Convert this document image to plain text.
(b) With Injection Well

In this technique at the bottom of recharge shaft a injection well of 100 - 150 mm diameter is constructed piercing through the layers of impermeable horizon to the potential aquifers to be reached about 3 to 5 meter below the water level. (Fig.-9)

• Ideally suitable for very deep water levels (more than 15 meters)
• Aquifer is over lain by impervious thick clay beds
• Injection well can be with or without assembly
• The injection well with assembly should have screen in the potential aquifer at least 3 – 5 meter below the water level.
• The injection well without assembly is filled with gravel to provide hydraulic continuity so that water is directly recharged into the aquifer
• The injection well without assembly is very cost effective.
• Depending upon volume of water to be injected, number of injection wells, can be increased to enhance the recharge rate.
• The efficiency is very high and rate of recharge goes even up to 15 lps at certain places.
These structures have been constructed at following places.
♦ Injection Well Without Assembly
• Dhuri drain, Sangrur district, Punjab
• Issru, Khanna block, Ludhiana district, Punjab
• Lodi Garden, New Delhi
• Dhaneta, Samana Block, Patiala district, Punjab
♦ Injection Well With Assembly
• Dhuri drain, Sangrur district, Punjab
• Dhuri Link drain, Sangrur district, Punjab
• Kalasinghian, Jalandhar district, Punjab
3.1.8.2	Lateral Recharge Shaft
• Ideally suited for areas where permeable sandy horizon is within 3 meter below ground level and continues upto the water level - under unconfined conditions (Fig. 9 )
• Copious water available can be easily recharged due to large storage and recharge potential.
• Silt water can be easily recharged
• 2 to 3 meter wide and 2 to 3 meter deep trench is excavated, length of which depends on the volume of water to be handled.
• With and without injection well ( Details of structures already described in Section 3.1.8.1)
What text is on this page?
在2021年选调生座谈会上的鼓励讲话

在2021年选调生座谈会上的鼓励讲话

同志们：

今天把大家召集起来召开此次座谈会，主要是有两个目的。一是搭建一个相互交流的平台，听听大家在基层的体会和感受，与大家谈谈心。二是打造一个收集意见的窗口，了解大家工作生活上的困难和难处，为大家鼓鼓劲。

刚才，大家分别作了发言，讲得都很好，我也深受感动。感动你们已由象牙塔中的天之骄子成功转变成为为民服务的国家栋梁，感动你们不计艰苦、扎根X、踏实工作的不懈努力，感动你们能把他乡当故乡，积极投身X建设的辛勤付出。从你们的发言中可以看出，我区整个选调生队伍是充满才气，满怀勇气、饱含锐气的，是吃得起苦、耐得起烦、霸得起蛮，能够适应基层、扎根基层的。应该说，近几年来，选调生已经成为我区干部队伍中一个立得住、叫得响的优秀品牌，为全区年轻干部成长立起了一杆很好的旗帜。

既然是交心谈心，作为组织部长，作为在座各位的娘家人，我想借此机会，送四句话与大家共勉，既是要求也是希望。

= = = = =

DIRECTIONS:
Only the lines from the one that contains "What text is on this page?" to the end of the entries above should be given again, exactly and in full.

RESPONSE FOR THIS EXERCISE:
What text is on this page?
在2021年选调生座谈会上的鼓励讲话

在2021年选调生座谈会上的鼓励讲话

同志们：

今天把大家召集起来召开此次座谈会，主要是有两个目的。一是搭建一个相互交流的平台，听听大家在基层的体会和感受，与大家谈谈心。二是打造一个收集意见的窗口，了解大家工作生活上的困难和难处，为大家鼓鼓劲。

刚才，大家分别作了发言，讲得都很好，我也深受感动。感动你们已由象牙塔中的天之骄子成功转变成为为民服务的国家栋梁，感动你们不计艰苦、扎根X、踏实工作的不懈努力，感动你们能把他乡当故乡，积极投身X建设的辛勤付出。从你们的发言中可以看出，我区整个选调生队伍是充满才气，满怀勇气、饱含锐气的，是吃得起苦、耐得起烦、霸得起蛮，能够适应基层、扎根基层的。应该说，近几年来，选调生已经成为我区干部队伍中一个立得住、叫得响的优秀品牌，为全区年轻干部成长立起了一杆很好的旗帜。

既然是交心谈心，作为组织部长，作为在座各位的娘家人，我想借此机会，送四句话与大家共勉，既是要求也是希望。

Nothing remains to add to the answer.